**STATED PROBLEM**: Check every line of the material below for "title". Give the number of lines that have it, and only that.

**DATA LINES**:
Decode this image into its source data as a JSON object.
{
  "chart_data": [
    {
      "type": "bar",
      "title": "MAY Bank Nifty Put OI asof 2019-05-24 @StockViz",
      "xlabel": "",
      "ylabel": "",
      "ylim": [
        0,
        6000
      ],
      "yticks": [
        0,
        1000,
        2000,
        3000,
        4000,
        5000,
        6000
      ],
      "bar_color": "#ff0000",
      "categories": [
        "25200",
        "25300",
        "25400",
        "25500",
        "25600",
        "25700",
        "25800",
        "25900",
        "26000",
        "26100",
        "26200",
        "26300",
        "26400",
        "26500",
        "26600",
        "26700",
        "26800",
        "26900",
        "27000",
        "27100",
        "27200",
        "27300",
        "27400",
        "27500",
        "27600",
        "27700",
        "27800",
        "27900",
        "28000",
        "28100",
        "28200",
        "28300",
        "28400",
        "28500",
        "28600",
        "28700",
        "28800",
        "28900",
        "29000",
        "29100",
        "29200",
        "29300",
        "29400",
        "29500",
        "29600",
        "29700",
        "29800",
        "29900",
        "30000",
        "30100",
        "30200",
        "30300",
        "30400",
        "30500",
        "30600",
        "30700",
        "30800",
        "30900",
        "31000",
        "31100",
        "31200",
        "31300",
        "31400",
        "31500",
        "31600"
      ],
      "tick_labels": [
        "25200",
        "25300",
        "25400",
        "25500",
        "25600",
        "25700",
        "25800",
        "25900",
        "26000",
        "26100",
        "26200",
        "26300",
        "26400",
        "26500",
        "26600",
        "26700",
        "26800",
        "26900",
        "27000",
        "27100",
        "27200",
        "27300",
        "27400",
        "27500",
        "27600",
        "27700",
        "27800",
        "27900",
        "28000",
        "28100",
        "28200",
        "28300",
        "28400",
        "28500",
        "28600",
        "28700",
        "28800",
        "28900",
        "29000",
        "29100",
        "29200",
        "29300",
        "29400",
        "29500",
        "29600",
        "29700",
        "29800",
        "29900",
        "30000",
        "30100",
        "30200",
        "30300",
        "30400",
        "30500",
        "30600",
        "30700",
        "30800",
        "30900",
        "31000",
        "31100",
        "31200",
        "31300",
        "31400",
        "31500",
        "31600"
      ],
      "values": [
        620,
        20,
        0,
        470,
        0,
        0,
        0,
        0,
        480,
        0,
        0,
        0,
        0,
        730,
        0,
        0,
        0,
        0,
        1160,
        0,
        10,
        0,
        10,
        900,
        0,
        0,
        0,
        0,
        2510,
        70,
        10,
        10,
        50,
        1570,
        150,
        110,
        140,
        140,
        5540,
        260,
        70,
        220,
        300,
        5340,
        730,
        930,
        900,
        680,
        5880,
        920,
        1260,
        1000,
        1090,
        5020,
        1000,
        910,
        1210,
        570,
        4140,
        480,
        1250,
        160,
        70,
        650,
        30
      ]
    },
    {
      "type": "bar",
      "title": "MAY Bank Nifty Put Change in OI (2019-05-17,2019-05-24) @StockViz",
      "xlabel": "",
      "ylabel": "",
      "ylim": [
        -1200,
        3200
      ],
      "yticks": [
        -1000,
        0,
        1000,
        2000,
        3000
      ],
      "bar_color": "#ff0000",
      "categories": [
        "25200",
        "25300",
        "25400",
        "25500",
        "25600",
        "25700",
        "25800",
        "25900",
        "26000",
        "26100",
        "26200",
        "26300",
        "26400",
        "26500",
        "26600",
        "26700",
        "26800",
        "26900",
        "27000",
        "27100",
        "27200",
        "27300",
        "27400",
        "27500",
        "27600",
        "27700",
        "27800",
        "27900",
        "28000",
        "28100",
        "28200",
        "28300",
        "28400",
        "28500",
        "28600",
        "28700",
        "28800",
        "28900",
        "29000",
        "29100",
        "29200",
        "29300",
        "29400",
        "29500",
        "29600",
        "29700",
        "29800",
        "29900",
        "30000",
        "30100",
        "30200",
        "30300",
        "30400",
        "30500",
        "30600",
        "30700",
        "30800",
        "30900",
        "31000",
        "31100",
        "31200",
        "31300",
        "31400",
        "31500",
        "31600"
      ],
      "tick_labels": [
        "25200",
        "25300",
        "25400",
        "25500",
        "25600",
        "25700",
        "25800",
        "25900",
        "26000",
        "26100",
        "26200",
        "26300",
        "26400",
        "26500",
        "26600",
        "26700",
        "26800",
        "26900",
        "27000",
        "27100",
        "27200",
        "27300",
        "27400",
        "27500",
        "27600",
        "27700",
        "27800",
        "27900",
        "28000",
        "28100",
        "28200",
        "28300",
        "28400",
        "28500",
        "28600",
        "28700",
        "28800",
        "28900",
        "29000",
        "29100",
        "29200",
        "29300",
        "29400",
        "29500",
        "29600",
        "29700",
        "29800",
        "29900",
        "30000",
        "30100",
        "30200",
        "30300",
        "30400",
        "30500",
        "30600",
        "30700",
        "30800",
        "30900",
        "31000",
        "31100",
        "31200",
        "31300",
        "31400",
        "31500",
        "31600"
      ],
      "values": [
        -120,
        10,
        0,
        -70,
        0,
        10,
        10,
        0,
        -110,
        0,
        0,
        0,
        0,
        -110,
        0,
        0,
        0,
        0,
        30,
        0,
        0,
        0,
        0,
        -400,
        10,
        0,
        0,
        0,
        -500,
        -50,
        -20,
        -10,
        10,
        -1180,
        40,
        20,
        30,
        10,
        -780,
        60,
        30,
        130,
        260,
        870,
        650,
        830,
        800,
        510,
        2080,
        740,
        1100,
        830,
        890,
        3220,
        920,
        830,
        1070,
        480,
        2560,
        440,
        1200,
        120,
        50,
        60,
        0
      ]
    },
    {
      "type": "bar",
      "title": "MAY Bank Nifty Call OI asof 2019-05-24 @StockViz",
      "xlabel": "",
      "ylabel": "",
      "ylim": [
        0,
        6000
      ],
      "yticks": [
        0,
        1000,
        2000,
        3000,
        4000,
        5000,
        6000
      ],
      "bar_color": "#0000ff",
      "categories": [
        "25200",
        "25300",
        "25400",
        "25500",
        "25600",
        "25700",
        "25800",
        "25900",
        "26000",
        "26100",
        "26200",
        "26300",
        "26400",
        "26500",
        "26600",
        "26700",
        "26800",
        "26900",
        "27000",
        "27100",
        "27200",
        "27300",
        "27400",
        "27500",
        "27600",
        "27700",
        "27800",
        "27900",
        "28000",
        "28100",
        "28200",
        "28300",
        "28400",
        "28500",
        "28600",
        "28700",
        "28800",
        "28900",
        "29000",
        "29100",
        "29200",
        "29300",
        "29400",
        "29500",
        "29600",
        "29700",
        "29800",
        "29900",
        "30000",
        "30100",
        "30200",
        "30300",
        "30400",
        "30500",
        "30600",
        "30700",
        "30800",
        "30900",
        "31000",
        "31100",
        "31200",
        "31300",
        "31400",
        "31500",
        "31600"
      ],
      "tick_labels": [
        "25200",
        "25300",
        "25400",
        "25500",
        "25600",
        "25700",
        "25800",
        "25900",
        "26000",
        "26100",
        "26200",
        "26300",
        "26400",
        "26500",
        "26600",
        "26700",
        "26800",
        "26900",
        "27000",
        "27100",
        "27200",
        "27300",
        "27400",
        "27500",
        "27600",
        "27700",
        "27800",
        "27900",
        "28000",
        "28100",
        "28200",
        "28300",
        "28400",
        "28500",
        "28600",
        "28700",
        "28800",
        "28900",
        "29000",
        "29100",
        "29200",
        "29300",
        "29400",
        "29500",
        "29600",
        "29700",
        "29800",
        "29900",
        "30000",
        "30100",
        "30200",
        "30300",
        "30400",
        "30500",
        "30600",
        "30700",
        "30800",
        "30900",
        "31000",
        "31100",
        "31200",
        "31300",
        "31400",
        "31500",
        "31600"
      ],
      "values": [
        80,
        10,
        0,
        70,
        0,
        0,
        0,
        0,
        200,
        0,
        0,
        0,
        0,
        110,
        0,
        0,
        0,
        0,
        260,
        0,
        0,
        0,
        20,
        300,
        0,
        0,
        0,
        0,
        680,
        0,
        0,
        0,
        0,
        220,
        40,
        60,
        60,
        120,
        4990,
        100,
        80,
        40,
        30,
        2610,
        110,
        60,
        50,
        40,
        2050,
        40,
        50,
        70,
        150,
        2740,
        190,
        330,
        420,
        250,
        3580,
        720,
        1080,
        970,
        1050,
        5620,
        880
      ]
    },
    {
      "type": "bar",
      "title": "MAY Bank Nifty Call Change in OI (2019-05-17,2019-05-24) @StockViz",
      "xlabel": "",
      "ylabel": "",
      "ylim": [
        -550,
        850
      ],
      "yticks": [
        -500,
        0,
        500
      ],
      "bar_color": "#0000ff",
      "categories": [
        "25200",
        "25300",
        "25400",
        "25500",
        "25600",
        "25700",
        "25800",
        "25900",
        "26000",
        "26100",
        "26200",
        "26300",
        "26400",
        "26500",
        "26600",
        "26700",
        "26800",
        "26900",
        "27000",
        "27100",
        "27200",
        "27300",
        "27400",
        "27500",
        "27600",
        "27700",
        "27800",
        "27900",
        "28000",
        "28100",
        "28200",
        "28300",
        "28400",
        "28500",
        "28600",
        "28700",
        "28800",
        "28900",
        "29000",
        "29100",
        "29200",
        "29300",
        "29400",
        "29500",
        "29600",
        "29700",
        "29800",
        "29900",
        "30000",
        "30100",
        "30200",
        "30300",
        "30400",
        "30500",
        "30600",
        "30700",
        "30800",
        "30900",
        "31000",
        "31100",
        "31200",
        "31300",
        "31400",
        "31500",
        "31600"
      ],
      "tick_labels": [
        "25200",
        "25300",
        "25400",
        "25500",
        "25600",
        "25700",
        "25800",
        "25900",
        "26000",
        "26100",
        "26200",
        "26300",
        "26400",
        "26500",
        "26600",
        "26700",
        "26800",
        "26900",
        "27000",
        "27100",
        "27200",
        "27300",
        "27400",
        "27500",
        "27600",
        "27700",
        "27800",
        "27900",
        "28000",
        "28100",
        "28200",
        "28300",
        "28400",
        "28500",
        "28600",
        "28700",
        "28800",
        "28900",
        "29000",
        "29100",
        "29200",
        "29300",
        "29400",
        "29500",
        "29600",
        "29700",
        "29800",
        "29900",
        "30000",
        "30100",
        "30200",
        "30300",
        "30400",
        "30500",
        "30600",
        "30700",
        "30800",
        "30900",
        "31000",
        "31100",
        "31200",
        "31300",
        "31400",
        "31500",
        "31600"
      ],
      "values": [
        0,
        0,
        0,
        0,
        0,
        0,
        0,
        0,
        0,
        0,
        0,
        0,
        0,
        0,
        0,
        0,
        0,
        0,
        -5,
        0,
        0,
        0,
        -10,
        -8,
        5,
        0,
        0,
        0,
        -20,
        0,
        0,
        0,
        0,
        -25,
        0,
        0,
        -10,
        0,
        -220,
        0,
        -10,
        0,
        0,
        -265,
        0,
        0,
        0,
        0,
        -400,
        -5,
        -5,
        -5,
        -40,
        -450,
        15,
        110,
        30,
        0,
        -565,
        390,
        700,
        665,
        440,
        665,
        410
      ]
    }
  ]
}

**FINISHED EXERCISE**: 4